Only the pictures are to be left out; set down the rest of the records exactly.

[START DATA SUPPLIED]

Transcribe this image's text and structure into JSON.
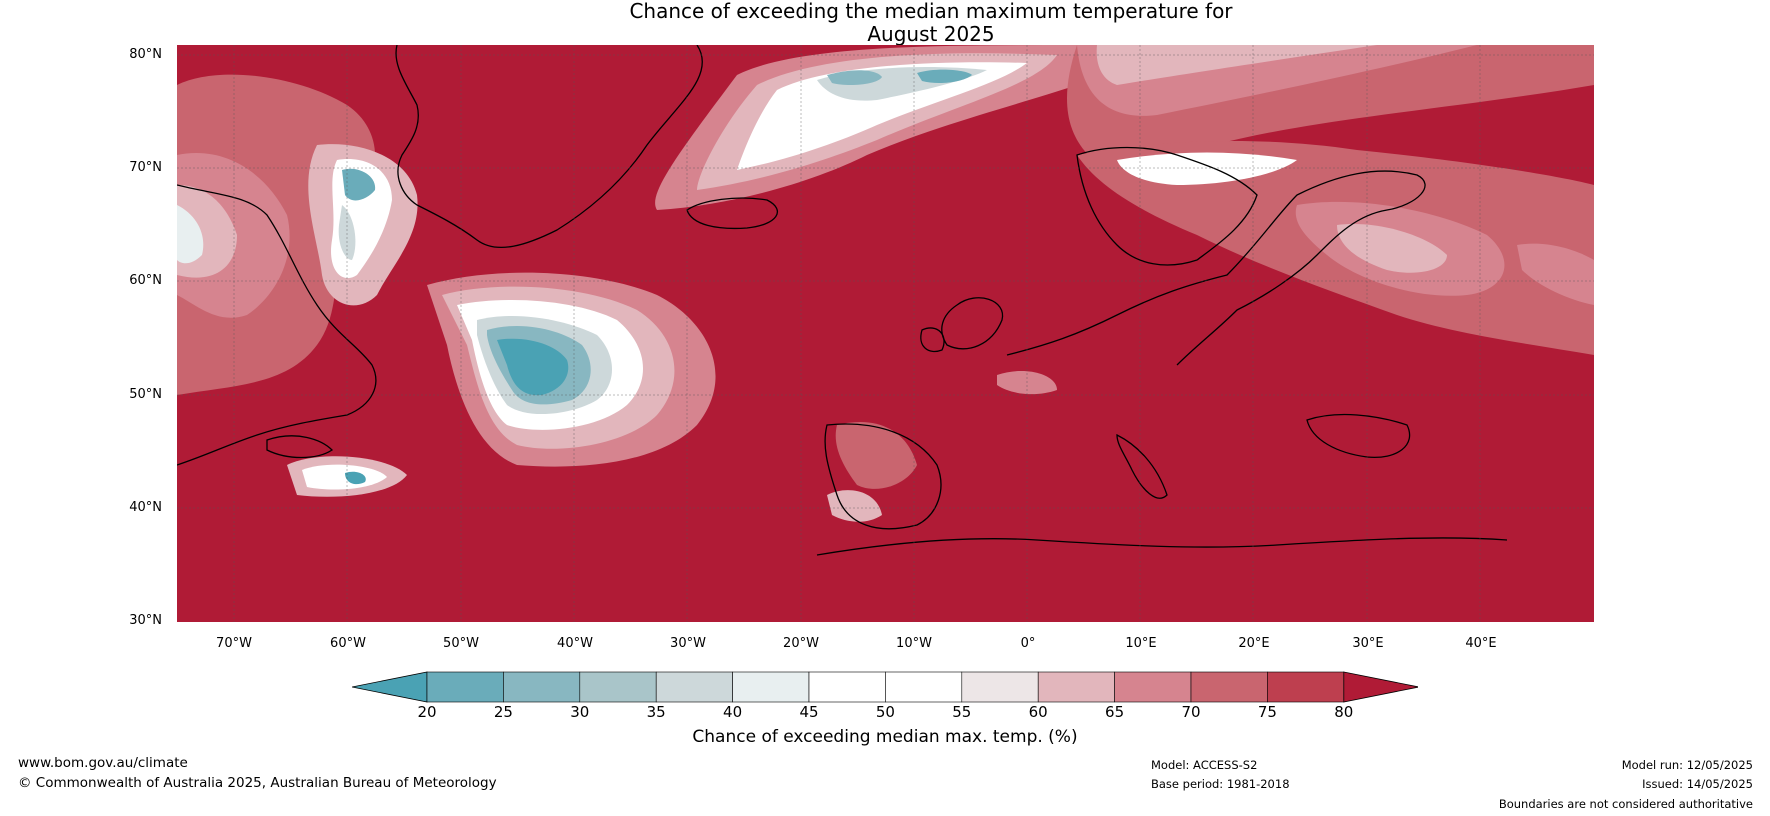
{
  "title": {
    "line1": "Chance of exceeding the median maximum temperature for",
    "line2": "August 2025"
  },
  "latitude_ticks": [
    "80°N",
    "70°N",
    "60°N",
    "50°N",
    "40°N",
    "30°N"
  ],
  "longitude_ticks": [
    "70°W",
    "60°W",
    "50°W",
    "40°W",
    "30°W",
    "20°W",
    "10°W",
    "0°",
    "10°E",
    "20°E",
    "30°E",
    "40°E"
  ],
  "colorbar": {
    "labels": [
      "20",
      "25",
      "30",
      "35",
      "40",
      "45",
      "50",
      "55",
      "60",
      "65",
      "70",
      "75",
      "80"
    ],
    "colors": [
      "#4aa2b4",
      "#6aacba",
      "#88b7c1",
      "#a9c5c9",
      "#cdd8da",
      "#e8eff0",
      "#ffffff",
      "#ffffff",
      "#ede6e7",
      "#e2b6bc",
      "#d6848f",
      "#c9656f",
      "#be3f4f"
    ],
    "under_color": "#4aa2b4",
    "over_color": "#b01b36",
    "title": "Chance of exceeding median max. temp. (%)"
  },
  "footer": {
    "website": "www.bom.gov.au/climate",
    "copyright": "© Commonwealth of Australia 2025, Australian Bureau of Meteorology",
    "model": "Model: ACCESS-S2",
    "base_period": "Base period: 1981-2018",
    "model_run": "Model run: 12/05/2025",
    "issued": "Issued: 14/05/2025",
    "disclaimer": "Boundaries are not considered authoritative"
  }
}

[END DATA SUPPLIED]

* EXERCISE ANSWER
Transcribe this image's text and structure into JSON.
{
  "title": {
    "line1": "Chance of exceeding the median maximum temperature for",
    "line2": "August 2025"
  },
  "latitude_ticks": [
    "80°N",
    "70°N",
    "60°N",
    "50°N",
    "40°N",
    "30°N"
  ],
  "longitude_ticks": [
    "70°W",
    "60°W",
    "50°W",
    "40°W",
    "30°W",
    "20°W",
    "10°W",
    "0°",
    "10°E",
    "20°E",
    "30°E",
    "40°E"
  ],
  "colorbar": {
    "labels": [
      "20",
      "25",
      "30",
      "35",
      "40",
      "45",
      "50",
      "55",
      "60",
      "65",
      "70",
      "75",
      "80"
    ],
    "colors": [
      "#4aa2b4",
      "#6aacba",
      "#88b7c1",
      "#a9c5c9",
      "#cdd8da",
      "#e8eff0",
      "#ffffff",
      "#ffffff",
      "#ede6e7",
      "#e2b6bc",
      "#d6848f",
      "#c9656f",
      "#be3f4f"
    ],
    "under_color": "#4aa2b4",
    "over_color": "#b01b36",
    "title": "Chance of exceeding median max. temp. (%)"
  },
  "footer": {
    "website": "www.bom.gov.au/climate",
    "copyright": "© Commonwealth of Australia 2025, Australian Bureau of Meteorology",
    "model": "Model: ACCESS-S2",
    "base_period": "Base period: 1981-2018",
    "model_run": "Model run: 12/05/2025",
    "issued": "Issued: 14/05/2025",
    "disclaimer": "Boundaries are not considered authoritative"
  }
}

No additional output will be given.